§ Exercise inputs
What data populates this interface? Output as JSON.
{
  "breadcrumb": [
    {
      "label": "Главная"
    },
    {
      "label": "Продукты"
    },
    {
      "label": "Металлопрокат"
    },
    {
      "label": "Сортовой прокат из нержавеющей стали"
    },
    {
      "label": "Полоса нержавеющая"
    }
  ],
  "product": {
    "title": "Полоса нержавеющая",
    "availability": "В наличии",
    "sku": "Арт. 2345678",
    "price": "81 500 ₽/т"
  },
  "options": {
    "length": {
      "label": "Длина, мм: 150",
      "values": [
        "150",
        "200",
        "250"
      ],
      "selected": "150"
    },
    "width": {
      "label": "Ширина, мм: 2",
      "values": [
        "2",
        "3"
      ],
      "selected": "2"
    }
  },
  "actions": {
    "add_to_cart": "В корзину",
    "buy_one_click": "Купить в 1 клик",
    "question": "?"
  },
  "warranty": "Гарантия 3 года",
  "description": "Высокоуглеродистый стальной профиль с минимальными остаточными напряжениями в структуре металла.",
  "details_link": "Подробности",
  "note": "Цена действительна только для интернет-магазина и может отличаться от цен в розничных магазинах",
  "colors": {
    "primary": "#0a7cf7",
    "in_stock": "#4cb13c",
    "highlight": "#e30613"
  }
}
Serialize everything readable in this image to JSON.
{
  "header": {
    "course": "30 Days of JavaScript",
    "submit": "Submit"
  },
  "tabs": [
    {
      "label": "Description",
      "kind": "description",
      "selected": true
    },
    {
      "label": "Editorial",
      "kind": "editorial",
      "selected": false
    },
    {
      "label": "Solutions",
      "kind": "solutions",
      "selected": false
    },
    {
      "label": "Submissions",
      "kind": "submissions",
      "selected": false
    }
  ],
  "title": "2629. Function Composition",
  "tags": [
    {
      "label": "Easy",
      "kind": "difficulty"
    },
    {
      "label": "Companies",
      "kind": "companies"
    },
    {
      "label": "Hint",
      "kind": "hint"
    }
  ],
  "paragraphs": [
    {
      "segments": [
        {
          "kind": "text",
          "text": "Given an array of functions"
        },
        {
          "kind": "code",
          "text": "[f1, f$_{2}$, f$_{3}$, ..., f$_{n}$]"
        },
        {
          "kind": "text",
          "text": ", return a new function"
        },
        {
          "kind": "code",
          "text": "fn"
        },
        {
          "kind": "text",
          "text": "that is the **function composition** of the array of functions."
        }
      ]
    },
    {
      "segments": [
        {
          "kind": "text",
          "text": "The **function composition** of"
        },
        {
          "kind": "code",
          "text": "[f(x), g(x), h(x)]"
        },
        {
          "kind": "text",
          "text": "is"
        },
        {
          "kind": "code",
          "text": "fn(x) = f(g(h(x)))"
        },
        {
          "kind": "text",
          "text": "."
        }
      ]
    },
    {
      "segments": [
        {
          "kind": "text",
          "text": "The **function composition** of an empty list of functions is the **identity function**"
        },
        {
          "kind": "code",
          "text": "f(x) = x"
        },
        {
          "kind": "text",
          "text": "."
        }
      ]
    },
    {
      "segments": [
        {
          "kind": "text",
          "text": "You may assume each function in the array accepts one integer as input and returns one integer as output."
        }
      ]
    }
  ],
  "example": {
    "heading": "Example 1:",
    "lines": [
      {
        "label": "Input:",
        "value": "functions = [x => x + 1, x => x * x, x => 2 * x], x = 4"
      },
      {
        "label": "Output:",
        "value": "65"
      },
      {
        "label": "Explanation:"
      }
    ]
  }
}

§ What is required
Extract every line above containing the word "нержавеющая".

§ Written response
      "label": "Полоса нержавеющая"
    "title": "Полоса нержавеющая",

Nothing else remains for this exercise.